_GOAL OF THE EXERCISE_
Look through the material below. Copy every line with the string "Затраты" in it.

Records from a collection:
********************

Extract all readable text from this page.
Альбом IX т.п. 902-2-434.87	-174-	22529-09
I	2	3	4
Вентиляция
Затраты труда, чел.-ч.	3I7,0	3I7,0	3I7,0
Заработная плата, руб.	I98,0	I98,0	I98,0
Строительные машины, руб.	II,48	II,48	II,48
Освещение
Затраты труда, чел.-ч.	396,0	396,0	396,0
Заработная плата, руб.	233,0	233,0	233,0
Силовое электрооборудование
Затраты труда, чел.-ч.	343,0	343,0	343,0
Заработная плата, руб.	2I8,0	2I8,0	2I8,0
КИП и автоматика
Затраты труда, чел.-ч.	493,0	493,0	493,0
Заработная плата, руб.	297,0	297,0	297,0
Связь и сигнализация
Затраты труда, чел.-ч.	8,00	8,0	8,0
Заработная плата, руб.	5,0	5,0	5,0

********************

_TASK RESPONSE_
Затраты труда, чел.-ч.	3I7,0	3I7,0	3I7,0
Затраты труда, чел.-ч.	396,0	396,0	396,0
Затраты труда, чел.-ч.	343,0	343,0	343,0
Затраты труда, чел.-ч.	493,0	493,0	493,0
Затраты труда, чел.-ч.	8,00	8,0	8,0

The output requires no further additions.